[begin Data supplied]
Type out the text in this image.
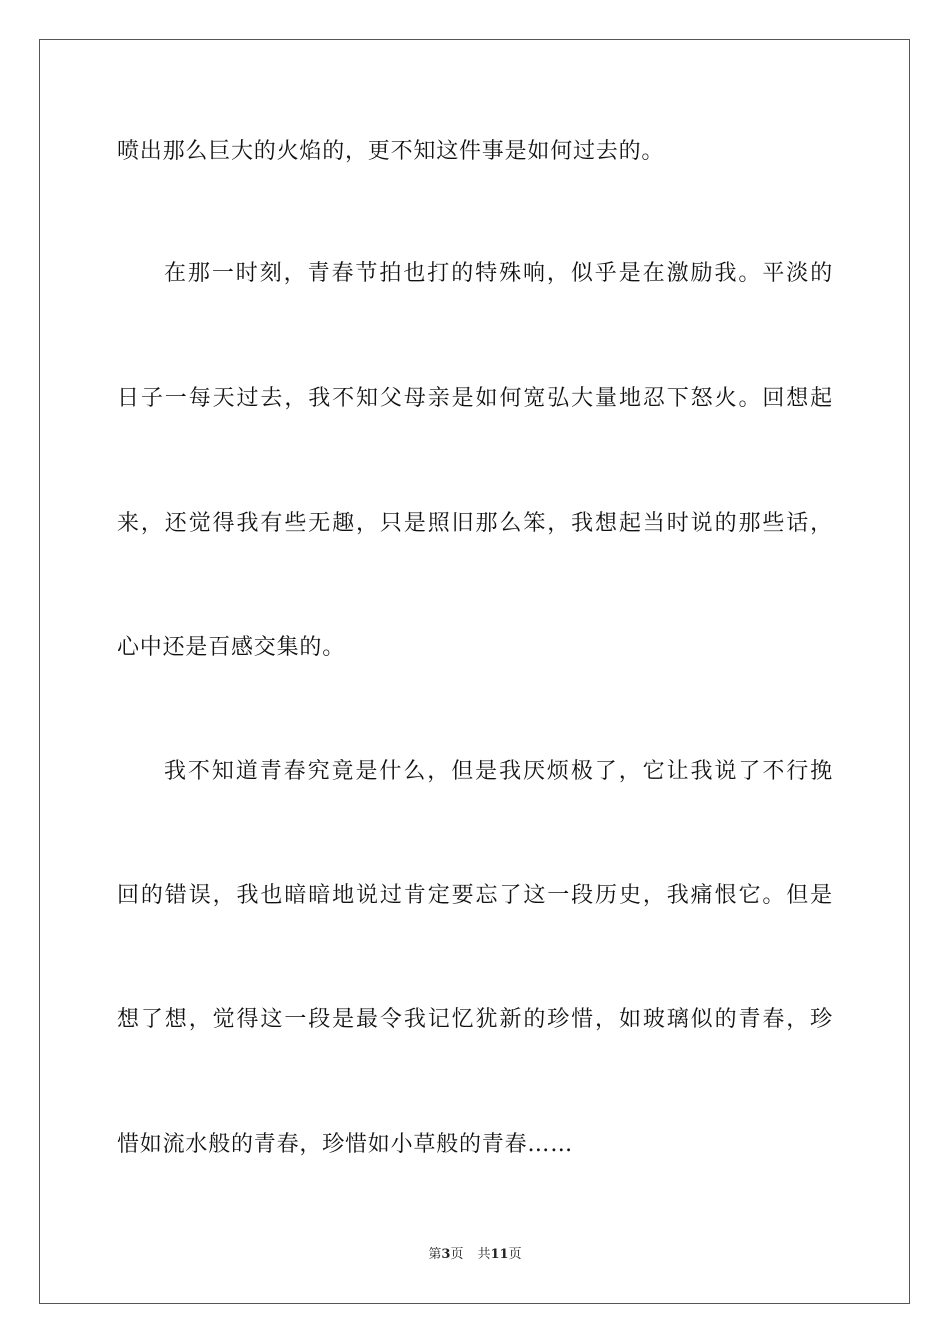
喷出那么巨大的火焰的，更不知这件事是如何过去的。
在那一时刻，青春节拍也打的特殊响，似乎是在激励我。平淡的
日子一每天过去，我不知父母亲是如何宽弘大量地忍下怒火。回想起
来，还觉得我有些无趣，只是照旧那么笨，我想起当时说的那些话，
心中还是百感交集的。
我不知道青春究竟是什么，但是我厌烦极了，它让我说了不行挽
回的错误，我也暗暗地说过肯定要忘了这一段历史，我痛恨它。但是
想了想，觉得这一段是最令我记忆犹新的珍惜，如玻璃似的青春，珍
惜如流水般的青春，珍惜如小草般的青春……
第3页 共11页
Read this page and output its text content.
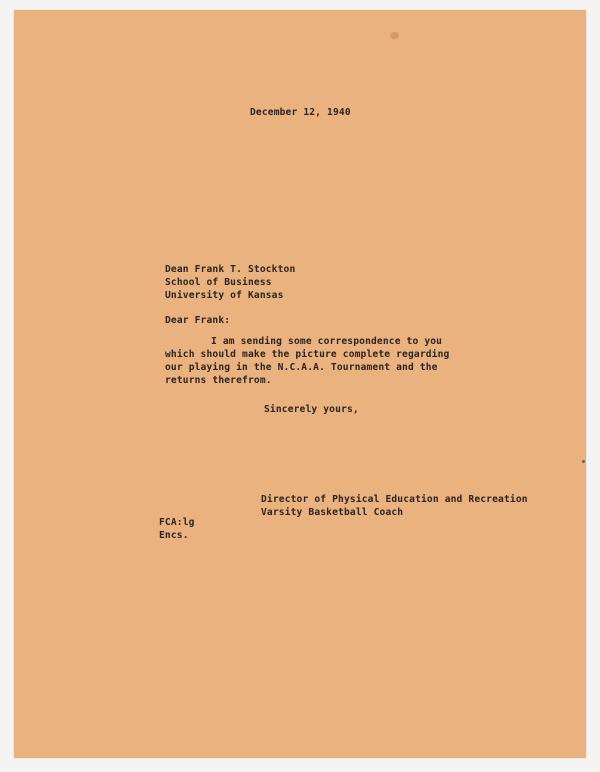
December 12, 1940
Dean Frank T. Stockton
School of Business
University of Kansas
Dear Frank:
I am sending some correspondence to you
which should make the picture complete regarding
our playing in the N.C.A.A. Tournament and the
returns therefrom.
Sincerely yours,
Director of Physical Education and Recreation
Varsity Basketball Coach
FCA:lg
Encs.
[end Data supplied]
◆ Goal of the exercise: Look through the entries above and count each line holding "this"; report the count alone.

◆ Response to the exercise: 2